— Start of Data lines —

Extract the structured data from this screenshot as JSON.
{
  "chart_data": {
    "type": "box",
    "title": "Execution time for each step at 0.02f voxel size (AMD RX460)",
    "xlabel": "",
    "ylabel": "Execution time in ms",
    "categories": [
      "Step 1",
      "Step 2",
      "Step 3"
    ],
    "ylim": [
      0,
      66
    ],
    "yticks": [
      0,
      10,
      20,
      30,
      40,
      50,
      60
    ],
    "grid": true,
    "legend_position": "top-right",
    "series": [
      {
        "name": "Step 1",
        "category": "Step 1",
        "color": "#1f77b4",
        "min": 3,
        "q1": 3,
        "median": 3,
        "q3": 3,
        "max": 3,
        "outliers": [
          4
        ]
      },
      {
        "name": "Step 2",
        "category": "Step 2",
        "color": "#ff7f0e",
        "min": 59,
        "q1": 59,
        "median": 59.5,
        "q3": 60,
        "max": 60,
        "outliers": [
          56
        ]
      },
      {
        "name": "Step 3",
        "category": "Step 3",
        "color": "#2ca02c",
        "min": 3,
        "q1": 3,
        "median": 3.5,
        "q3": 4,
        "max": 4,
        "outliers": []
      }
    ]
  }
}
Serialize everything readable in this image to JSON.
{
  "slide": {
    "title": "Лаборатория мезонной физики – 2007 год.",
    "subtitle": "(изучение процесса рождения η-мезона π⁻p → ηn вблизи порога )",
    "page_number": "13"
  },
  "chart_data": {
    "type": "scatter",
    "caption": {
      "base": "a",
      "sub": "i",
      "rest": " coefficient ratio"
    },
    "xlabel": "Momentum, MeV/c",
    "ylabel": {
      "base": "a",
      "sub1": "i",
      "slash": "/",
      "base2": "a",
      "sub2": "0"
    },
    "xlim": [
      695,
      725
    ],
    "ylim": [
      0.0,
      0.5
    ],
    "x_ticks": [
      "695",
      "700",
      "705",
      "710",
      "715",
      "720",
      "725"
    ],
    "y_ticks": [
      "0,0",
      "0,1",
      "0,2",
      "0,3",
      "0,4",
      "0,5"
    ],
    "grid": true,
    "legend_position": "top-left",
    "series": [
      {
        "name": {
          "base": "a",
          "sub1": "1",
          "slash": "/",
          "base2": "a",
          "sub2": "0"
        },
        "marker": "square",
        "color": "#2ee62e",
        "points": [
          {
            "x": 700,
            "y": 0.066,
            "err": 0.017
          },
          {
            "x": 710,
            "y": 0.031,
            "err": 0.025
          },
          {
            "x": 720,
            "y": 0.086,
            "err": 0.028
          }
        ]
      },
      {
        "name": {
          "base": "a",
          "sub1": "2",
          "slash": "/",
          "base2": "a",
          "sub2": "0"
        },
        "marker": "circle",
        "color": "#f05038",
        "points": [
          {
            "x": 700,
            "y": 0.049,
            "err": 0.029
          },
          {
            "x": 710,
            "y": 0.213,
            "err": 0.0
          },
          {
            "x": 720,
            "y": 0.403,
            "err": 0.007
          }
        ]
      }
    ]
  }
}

— End of Data lines —

Work to be completed:
Pick each line holding the word "this" out of the data and copy it.

Task answer:
Extract the structured data from this screenshot as JSON.
Serialize everything readable in this image to JSON.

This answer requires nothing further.